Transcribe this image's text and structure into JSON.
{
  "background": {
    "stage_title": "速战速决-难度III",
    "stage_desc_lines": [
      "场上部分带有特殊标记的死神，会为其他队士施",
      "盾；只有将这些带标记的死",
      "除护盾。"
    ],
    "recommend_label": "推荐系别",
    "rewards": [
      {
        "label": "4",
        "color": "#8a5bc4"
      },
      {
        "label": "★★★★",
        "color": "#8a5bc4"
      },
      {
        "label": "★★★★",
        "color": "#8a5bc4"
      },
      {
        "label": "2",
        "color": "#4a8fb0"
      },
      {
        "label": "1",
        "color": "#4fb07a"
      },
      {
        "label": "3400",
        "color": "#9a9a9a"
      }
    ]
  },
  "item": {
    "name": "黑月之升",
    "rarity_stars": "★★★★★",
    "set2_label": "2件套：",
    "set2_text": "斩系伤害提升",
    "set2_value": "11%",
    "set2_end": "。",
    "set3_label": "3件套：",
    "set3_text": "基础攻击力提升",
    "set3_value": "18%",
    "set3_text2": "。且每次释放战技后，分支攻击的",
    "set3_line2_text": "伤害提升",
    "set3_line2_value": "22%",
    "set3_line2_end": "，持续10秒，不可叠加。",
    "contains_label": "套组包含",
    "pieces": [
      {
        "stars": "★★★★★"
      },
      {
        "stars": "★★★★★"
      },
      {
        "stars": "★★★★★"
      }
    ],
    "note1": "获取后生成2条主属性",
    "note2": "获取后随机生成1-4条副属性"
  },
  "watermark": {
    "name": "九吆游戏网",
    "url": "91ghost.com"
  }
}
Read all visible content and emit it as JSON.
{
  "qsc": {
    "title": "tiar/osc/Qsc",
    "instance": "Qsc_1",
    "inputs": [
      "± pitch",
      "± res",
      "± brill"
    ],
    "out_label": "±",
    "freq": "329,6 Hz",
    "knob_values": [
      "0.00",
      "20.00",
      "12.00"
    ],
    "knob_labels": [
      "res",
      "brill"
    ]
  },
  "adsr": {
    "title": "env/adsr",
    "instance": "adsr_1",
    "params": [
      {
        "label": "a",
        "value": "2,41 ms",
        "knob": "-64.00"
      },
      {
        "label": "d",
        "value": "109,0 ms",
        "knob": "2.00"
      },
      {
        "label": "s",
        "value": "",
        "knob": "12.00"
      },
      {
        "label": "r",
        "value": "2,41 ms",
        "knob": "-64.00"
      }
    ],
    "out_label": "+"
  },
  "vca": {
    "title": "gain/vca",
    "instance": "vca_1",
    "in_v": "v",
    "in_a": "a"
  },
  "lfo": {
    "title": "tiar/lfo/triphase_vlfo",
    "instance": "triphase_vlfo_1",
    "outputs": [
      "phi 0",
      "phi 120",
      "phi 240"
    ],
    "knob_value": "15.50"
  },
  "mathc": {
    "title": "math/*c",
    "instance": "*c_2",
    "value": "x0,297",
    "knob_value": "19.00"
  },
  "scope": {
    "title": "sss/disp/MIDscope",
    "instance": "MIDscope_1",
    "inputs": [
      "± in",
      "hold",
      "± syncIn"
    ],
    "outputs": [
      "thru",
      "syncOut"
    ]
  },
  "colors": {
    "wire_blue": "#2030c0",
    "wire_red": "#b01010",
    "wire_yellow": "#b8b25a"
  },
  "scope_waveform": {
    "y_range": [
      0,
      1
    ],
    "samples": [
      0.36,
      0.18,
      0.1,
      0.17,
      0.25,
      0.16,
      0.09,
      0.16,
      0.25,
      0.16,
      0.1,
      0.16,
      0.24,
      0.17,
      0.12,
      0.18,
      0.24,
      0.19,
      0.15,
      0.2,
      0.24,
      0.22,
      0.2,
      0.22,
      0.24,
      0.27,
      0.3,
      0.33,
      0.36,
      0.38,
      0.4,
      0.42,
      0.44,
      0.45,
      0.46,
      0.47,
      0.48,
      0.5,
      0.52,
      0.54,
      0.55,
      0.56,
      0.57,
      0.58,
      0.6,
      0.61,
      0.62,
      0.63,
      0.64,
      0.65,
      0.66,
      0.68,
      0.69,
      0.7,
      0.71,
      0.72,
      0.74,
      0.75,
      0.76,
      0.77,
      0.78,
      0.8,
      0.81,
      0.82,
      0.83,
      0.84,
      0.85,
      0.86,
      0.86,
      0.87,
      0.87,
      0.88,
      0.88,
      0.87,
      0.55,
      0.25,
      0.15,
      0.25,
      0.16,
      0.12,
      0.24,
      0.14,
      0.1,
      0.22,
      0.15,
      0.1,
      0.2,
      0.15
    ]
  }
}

================================

• [Task]: The records above must be repeated exactly, every one of them.

• [Written response]:
Transcribe this image's text and structure into JSON.
{
  "background": {
    "stage_title": "速战速决-难度III",
    "stage_desc_lines": [
      "场上部分带有特殊标记的死神，会为其他队士施",
      "盾；只有将这些带标记的死",
      "除护盾。"
    ],
    "recommend_label": "推荐系别",
    "rewards": [
      {
        "label": "4",
        "color": "#8a5bc4"
      },
      {
        "label": "★★★★",
        "color": "#8a5bc4"
      },
      {
        "label": "★★★★",
        "color": "#8a5bc4"
      },
      {
        "label": "2",
        "color": "#4a8fb0"
      },
      {
        "label": "1",
        "color": "#4fb07a"
      },
      {
        "label": "3400",
        "color": "#9a9a9a"
      }
    ]
  },
  "item": {
    "name": "黑月之升",
    "rarity_stars": "★★★★★",
    "set2_label": "2件套：",
    "set2_text": "斩系伤害提升",
    "set2_value": "11%",
    "set2_end": "。",
    "set3_label": "3件套：",
    "set3_text": "基础攻击力提升",
    "set3_value": "18%",
    "set3_text2": "。且每次释放战技后，分支攻击的",
    "set3_line2_text": "伤害提升",
    "set3_line2_value": "22%",
    "set3_line2_end": "，持续10秒，不可叠加。",
    "contains_label": "套组包含",
    "pieces": [
      {
        "stars": "★★★★★"
      },
      {
        "stars": "★★★★★"
      },
      {
        "stars": "★★★★★"
      }
    ],
    "note1": "获取后生成2条主属性",
    "note2": "获取后随机生成1-4条副属性"
  },
  "watermark": {
    "name": "九吆游戏网",
    "url": "91ghost.com"
  }
}
Read all visible content and emit it as JSON.
{
  "qsc": {
    "title": "tiar/osc/Qsc",
    "instance": "Qsc_1",
    "inputs": [
      "± pitch",
      "± res",
      "± brill"
    ],
    "out_label": "±",
    "freq": "329,6 Hz",
    "knob_values": [
      "0.00",
      "20.00",
      "12.00"
    ],
    "knob_labels": [
      "res",
      "brill"
    ]
  },
  "adsr": {
    "title": "env/adsr",
    "instance": "adsr_1",
    "params": [
      {
        "label": "a",
        "value": "2,41 ms",
        "knob": "-64.00"
      },
      {
        "label": "d",
        "value": "109,0 ms",
        "knob": "2.00"
      },
      {
        "label": "s",
        "value": "",
        "knob": "12.00"
      },
      {
        "label": "r",
        "value": "2,41 ms",
        "knob": "-64.00"
      }
    ],
    "out_label": "+"
  },
  "vca": {
    "title": "gain/vca",
    "instance": "vca_1",
    "in_v": "v",
    "in_a": "a"
  },
  "lfo": {
    "title": "tiar/lfo/triphase_vlfo",
    "instance": "triphase_vlfo_1",
    "outputs": [
      "phi 0",
      "phi 120",
      "phi 240"
    ],
    "knob_value": "15.50"
  },
  "mathc": {
    "title": "math/*c",
    "instance": "*c_2",
    "value": "x0,297",
    "knob_value": "19.00"
  },
  "scope": {
    "title": "sss/disp/MIDscope",
    "instance": "MIDscope_1",
    "inputs": [
      "± in",
      "hold",
      "± syncIn"
    ],
    "outputs": [
      "thru",
      "syncOut"
    ]
  },
  "colors": {
    "wire_blue": "#2030c0",
    "wire_red": "#b01010",
    "wire_yellow": "#b8b25a"
  },
  "scope_waveform": {
    "y_range": [
      0,
      1
    ],
    "samples": [
      0.36,
      0.18,
      0.1,
      0.17,
      0.25,
      0.16,
      0.09,
      0.16,
      0.25,
      0.16,
      0.1,
      0.16,
      0.24,
      0.17,
      0.12,
      0.18,
      0.24,
      0.19,
      0.15,
      0.2,
      0.24,
      0.22,
      0.2,
      0.22,
      0.24,
      0.27,
      0.3,
      0.33,
      0.36,
      0.38,
      0.4,
      0.42,
      0.44,
      0.45,
      0.46,
      0.47,
      0.48,
      0.5,
      0.52,
      0.54,
      0.55,
      0.56,
      0.57,
      0.58,
      0.6,
      0.61,
      0.62,
      0.63,
      0.64,
      0.65,
      0.66,
      0.68,
      0.69,
      0.7,
      0.71,
      0.72,
      0.74,
      0.75,
      0.76,
      0.77,
      0.78,
      0.8,
      0.81,
      0.82,
      0.83,
      0.84,
      0.85,
      0.86,
      0.86,
      0.87,
      0.87,
      0.88,
      0.88,
      0.87,
      0.55,
      0.25,
      0.15,
      0.25,
      0.16,
      0.12,
      0.24,
      0.14,
      0.1,
      0.22,
      0.15,
      0.1,
      0.2,
      0.15
    ]
  }
}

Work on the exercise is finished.